EXERCISE DIRECTIONS — Reproduce every item below line for line, with no changes.

--------

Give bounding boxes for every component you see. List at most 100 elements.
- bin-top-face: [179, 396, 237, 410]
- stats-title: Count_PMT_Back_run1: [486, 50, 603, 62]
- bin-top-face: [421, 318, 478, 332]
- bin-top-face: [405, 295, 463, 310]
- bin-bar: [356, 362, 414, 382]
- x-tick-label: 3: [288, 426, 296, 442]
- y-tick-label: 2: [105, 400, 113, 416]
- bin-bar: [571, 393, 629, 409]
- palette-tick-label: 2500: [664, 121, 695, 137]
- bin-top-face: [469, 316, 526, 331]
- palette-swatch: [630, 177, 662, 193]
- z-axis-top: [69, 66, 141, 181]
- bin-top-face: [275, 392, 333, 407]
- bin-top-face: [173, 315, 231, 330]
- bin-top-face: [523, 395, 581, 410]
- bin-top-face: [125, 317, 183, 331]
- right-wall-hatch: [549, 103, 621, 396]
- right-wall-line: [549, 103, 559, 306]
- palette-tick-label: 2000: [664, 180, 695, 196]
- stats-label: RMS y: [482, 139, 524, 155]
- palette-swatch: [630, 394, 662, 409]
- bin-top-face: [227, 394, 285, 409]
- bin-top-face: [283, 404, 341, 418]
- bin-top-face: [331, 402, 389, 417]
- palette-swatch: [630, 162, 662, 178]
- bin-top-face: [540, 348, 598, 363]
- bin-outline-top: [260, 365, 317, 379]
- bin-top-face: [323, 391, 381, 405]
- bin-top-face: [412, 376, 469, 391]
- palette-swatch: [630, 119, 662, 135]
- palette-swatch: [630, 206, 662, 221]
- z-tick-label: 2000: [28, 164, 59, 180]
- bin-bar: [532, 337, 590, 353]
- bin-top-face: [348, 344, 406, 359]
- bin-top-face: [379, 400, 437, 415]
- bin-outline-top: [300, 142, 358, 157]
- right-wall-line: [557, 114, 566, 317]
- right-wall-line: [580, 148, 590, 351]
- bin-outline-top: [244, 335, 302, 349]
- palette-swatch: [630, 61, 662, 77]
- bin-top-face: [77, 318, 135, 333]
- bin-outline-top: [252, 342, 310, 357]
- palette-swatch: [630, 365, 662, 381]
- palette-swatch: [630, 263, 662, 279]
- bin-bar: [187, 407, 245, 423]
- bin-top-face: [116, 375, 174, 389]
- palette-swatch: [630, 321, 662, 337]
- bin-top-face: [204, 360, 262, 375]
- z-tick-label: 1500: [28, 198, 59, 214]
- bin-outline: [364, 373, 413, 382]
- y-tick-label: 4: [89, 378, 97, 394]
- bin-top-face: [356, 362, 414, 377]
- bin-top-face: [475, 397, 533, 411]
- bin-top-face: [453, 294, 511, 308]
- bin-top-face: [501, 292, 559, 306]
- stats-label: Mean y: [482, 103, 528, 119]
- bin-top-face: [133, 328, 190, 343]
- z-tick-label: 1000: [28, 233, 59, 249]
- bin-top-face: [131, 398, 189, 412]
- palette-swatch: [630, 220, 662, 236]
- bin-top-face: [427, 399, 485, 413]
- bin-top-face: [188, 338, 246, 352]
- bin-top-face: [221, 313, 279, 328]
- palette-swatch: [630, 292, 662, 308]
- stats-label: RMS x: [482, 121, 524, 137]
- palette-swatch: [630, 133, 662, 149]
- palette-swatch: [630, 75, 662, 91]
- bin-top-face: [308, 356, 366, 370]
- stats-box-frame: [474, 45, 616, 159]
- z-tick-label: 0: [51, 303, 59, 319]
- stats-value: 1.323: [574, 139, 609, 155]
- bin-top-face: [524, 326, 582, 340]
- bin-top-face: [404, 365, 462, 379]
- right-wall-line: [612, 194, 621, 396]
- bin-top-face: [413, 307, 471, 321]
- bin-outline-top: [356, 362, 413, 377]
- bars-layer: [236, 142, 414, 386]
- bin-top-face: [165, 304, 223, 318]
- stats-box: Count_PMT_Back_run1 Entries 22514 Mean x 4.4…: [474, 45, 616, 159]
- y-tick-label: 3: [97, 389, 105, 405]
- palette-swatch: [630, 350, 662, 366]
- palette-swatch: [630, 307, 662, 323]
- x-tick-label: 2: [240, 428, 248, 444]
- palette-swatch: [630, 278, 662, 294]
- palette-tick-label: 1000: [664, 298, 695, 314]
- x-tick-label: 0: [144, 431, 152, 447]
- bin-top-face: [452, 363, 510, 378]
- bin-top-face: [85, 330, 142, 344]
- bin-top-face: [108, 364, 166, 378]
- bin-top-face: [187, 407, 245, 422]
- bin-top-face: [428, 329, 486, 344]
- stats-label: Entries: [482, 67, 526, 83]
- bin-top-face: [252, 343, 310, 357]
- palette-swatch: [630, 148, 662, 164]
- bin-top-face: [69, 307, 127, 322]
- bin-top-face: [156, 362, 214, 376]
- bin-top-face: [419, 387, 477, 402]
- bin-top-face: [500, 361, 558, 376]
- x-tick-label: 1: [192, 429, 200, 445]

--------

PROBLEM SOLUTION —
Give bounding boxes for every component you see. List at most 100 elements.
- bin-top-face: [179, 396, 237, 410]
- stats-title: Count_PMT_Back_run1: [486, 50, 603, 62]
- bin-top-face: [421, 318, 478, 332]
- bin-top-face: [405, 295, 463, 310]
- bin-bar: [356, 362, 414, 382]
- x-tick-label: 3: [288, 426, 296, 442]
- y-tick-label: 2: [105, 400, 113, 416]
- bin-bar: [571, 393, 629, 409]
- palette-tick-label: 2500: [664, 121, 695, 137]
- bin-top-face: [469, 316, 526, 331]
- palette-swatch: [630, 177, 662, 193]
- z-axis-top: [69, 66, 141, 181]
- bin-top-face: [275, 392, 333, 407]
- bin-top-face: [173, 315, 231, 330]
- bin-top-face: [523, 395, 581, 410]
- bin-top-face: [125, 317, 183, 331]
- right-wall-hatch: [549, 103, 621, 396]
- right-wall-line: [549, 103, 559, 306]
- palette-tick-label: 2000: [664, 180, 695, 196]
- stats-label: RMS y: [482, 139, 524, 155]
- palette-swatch: [630, 394, 662, 409]
- bin-top-face: [227, 394, 285, 409]
- bin-top-face: [283, 404, 341, 418]
- bin-top-face: [331, 402, 389, 417]
- palette-swatch: [630, 162, 662, 178]
- bin-top-face: [540, 348, 598, 363]
- bin-outline-top: [260, 365, 317, 379]
- bin-top-face: [323, 391, 381, 405]
- bin-top-face: [412, 376, 469, 391]
- palette-swatch: [630, 119, 662, 135]
- palette-swatch: [630, 206, 662, 221]
- z-tick-label: 2000: [28, 164, 59, 180]
- bin-bar: [532, 337, 590, 353]
- bin-top-face: [348, 344, 406, 359]
- bin-top-face: [379, 400, 437, 415]
- bin-outline-top: [300, 142, 358, 157]
- right-wall-line: [557, 114, 566, 317]
- right-wall-line: [580, 148, 590, 351]
- bin-outline-top: [244, 335, 302, 349]
- palette-swatch: [630, 61, 662, 77]
- bin-top-face: [77, 318, 135, 333]
- bin-outline-top: [252, 342, 310, 357]
- palette-swatch: [630, 365, 662, 381]
- palette-swatch: [630, 263, 662, 279]
- bin-bar: [187, 407, 245, 423]
- bin-top-face: [116, 375, 174, 389]
- palette-swatch: [630, 321, 662, 337]
- bin-top-face: [204, 360, 262, 375]
- z-tick-label: 1500: [28, 198, 59, 214]
- bin-outline: [364, 373, 413, 382]
- y-tick-label: 4: [89, 378, 97, 394]
- bin-top-face: [356, 362, 414, 377]
- bin-top-face: [475, 397, 533, 411]
- bin-top-face: [453, 294, 511, 308]
- bin-top-face: [501, 292, 559, 306]
- stats-label: Mean y: [482, 103, 528, 119]
- bin-top-face: [133, 328, 190, 343]
- z-tick-label: 1000: [28, 233, 59, 249]
- bin-top-face: [131, 398, 189, 412]
- palette-swatch: [630, 220, 662, 236]
- bin-top-face: [427, 399, 485, 413]
- bin-top-face: [188, 338, 246, 352]
- bin-top-face: [221, 313, 279, 328]
- palette-swatch: [630, 292, 662, 308]
- stats-label: RMS x: [482, 121, 524, 137]
- palette-swatch: [630, 133, 662, 149]
- palette-swatch: [630, 75, 662, 91]
- bin-top-face: [308, 356, 366, 370]
- stats-box-frame: [474, 45, 616, 159]
- z-tick-label: 0: [51, 303, 59, 319]
- stats-value: 1.323: [574, 139, 609, 155]
- bin-top-face: [524, 326, 582, 340]
- bin-top-face: [404, 365, 462, 379]
- right-wall-line: [612, 194, 621, 396]
- bin-top-face: [413, 307, 471, 321]
- bin-outline-top: [356, 362, 413, 377]
- bars-layer: [236, 142, 414, 386]
- bin-top-face: [165, 304, 223, 318]
- stats-box: Count_PMT_Back_run1 Entries 22514 Mean x 4.4…: [474, 45, 616, 159]
- y-tick-label: 3: [97, 389, 105, 405]
- palette-swatch: [630, 350, 662, 366]
- palette-swatch: [630, 307, 662, 323]
- x-tick-label: 2: [240, 428, 248, 444]
- palette-swatch: [630, 278, 662, 294]
- palette-tick-label: 1000: [664, 298, 695, 314]
- x-tick-label: 0: [144, 431, 152, 447]
- bin-top-face: [452, 363, 510, 378]
- bin-top-face: [85, 330, 142, 344]
- bin-top-face: [108, 364, 166, 378]
- bin-top-face: [187, 407, 245, 422]
- bin-top-face: [428, 329, 486, 344]
- stats-label: Entries: [482, 67, 526, 83]
- bin-top-face: [252, 343, 310, 357]
- palette-swatch: [630, 148, 662, 164]
- bin-top-face: [69, 307, 127, 322]
- bin-top-face: [156, 362, 214, 376]
- bin-top-face: [419, 387, 477, 402]
- bin-top-face: [500, 361, 558, 376]
- x-tick-label: 1: [192, 429, 200, 445]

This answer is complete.